- _TASK REQUIREMENTS_:
Go through the material below and report how many lines contain "changing". Give only the number.

- _DATA EXTRACT_:
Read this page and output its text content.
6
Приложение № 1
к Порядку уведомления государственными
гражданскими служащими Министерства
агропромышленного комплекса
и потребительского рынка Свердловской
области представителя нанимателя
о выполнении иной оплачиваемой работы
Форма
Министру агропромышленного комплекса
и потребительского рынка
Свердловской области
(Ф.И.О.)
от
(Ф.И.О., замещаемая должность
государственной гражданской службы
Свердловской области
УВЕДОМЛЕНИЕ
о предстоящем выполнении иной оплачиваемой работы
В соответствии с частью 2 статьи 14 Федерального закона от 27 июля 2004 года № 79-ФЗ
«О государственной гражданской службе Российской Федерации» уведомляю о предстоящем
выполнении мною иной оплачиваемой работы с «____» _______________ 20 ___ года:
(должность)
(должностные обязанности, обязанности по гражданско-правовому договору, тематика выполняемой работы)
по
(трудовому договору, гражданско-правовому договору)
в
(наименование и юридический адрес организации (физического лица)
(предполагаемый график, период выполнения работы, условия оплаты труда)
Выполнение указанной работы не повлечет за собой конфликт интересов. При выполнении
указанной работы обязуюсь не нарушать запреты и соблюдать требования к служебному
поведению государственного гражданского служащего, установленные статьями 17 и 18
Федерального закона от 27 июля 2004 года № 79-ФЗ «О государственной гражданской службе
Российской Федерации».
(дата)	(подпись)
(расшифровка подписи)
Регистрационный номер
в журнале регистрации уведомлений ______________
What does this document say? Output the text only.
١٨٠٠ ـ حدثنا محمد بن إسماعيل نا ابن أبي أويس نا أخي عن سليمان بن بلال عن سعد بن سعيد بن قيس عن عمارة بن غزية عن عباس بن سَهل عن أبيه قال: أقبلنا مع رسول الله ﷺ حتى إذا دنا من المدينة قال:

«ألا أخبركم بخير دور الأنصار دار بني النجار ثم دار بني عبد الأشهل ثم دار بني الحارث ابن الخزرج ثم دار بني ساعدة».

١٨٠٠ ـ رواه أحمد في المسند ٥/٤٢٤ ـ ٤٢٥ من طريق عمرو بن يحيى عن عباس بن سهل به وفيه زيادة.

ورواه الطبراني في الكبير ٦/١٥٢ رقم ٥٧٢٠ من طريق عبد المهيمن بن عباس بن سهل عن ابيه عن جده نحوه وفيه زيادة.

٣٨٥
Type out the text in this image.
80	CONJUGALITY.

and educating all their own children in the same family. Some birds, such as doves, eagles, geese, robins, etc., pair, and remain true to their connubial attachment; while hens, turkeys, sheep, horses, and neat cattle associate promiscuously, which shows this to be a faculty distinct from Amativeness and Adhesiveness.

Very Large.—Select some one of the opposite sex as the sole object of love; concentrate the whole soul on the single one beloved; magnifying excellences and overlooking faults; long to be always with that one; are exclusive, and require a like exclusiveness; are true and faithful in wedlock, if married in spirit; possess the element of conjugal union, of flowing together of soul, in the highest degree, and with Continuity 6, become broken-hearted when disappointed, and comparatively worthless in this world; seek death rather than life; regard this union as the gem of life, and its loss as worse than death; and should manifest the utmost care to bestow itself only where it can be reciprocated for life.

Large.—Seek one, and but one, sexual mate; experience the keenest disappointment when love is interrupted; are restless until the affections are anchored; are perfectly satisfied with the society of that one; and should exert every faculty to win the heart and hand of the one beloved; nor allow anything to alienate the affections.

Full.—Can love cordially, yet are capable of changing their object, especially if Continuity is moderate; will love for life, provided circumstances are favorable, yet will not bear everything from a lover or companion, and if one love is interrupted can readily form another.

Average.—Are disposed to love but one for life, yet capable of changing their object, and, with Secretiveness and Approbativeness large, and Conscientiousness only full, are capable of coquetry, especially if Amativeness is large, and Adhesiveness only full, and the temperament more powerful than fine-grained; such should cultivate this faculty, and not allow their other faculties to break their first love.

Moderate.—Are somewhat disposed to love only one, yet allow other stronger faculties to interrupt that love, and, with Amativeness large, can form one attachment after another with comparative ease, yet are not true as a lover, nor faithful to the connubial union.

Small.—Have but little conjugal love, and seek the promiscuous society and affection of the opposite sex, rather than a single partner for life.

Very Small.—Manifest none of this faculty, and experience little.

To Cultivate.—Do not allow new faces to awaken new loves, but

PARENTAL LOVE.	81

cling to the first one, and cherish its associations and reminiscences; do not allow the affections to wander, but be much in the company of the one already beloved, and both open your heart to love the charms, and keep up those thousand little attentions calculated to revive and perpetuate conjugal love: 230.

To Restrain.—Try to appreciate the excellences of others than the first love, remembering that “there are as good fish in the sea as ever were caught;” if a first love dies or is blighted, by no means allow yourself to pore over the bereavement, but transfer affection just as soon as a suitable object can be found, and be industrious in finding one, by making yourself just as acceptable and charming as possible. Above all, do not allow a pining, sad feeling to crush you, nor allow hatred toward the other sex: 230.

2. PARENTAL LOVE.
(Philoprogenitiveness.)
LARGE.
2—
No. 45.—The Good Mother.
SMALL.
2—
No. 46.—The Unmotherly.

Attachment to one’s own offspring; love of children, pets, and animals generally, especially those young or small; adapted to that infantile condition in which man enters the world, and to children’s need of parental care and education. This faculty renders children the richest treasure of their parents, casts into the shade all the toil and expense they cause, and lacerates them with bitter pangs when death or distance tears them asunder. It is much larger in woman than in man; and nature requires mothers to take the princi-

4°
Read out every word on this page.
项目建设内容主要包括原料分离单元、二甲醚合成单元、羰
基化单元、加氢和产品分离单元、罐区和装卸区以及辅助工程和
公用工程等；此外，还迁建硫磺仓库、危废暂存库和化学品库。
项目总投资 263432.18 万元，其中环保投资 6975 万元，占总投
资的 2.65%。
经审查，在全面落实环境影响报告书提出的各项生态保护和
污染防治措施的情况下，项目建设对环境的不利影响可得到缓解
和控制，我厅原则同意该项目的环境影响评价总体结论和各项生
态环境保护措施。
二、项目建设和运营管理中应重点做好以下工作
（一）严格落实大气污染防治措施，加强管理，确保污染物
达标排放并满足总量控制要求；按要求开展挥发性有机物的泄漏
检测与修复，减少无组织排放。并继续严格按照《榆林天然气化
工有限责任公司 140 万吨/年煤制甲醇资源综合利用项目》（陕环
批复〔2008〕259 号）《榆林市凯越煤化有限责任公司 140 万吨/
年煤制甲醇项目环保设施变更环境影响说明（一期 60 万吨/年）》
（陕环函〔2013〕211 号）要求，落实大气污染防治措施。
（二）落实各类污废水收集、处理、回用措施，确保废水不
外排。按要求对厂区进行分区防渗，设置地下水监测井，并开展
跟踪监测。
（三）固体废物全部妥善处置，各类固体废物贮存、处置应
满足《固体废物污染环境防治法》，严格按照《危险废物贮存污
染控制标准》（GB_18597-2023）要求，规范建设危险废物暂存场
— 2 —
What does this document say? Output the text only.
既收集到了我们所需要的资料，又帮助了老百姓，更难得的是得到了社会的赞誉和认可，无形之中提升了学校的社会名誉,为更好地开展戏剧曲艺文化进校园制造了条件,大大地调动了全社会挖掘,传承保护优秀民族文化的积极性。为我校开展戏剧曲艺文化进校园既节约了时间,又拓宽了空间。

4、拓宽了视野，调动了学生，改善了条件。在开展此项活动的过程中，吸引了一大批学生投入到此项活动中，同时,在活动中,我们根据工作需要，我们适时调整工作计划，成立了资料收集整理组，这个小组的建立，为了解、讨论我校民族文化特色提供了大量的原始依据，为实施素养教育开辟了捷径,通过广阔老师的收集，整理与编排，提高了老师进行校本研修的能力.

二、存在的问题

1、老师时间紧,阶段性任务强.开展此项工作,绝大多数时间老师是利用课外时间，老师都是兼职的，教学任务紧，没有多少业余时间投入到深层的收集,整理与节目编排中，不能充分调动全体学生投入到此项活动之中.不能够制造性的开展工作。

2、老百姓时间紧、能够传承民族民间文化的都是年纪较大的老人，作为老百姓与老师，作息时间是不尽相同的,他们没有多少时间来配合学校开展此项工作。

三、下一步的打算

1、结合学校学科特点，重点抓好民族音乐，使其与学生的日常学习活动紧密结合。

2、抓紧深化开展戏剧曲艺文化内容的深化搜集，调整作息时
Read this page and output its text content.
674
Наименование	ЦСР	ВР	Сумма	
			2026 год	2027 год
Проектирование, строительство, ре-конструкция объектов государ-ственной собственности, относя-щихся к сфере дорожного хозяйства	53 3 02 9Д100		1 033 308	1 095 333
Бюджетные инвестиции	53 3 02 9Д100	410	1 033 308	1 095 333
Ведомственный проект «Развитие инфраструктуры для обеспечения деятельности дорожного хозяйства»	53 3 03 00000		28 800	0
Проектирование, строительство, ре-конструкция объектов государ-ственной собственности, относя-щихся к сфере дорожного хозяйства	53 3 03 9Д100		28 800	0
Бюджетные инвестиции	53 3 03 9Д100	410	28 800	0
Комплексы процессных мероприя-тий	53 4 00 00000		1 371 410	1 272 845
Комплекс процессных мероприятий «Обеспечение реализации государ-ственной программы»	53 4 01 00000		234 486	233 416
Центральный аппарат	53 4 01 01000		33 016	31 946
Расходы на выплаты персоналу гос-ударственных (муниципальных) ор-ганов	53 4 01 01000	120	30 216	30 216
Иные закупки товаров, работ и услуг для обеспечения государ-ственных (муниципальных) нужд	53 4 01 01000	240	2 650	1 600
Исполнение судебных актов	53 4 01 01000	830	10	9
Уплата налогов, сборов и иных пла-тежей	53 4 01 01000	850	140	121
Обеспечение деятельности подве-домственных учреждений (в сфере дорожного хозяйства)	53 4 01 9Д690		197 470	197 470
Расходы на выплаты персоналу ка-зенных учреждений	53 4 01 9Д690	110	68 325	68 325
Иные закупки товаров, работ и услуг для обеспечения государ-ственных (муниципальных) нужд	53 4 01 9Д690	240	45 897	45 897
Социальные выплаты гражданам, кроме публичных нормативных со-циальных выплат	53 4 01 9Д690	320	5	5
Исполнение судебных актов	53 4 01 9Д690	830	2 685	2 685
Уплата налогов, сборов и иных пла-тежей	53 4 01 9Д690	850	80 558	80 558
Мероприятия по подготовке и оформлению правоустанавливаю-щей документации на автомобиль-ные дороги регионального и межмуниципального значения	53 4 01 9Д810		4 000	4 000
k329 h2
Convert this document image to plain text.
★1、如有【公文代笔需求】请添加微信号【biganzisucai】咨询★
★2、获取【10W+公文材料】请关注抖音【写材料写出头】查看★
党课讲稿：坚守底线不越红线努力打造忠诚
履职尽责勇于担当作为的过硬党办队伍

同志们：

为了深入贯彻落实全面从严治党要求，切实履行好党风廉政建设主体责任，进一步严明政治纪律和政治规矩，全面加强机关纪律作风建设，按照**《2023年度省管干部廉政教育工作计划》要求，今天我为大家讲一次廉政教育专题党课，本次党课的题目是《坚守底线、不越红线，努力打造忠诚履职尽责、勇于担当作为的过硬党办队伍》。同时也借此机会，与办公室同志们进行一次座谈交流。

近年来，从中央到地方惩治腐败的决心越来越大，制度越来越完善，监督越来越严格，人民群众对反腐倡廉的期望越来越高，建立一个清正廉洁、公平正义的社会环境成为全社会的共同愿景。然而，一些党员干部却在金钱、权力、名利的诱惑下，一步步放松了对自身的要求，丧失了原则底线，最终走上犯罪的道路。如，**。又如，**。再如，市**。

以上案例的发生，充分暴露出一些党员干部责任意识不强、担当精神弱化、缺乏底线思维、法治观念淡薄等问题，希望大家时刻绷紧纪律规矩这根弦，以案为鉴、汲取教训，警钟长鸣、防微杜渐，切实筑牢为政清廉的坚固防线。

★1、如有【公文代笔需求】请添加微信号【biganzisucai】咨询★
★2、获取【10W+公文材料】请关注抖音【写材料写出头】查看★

- _SOLUTION TO THIS TASK_:
2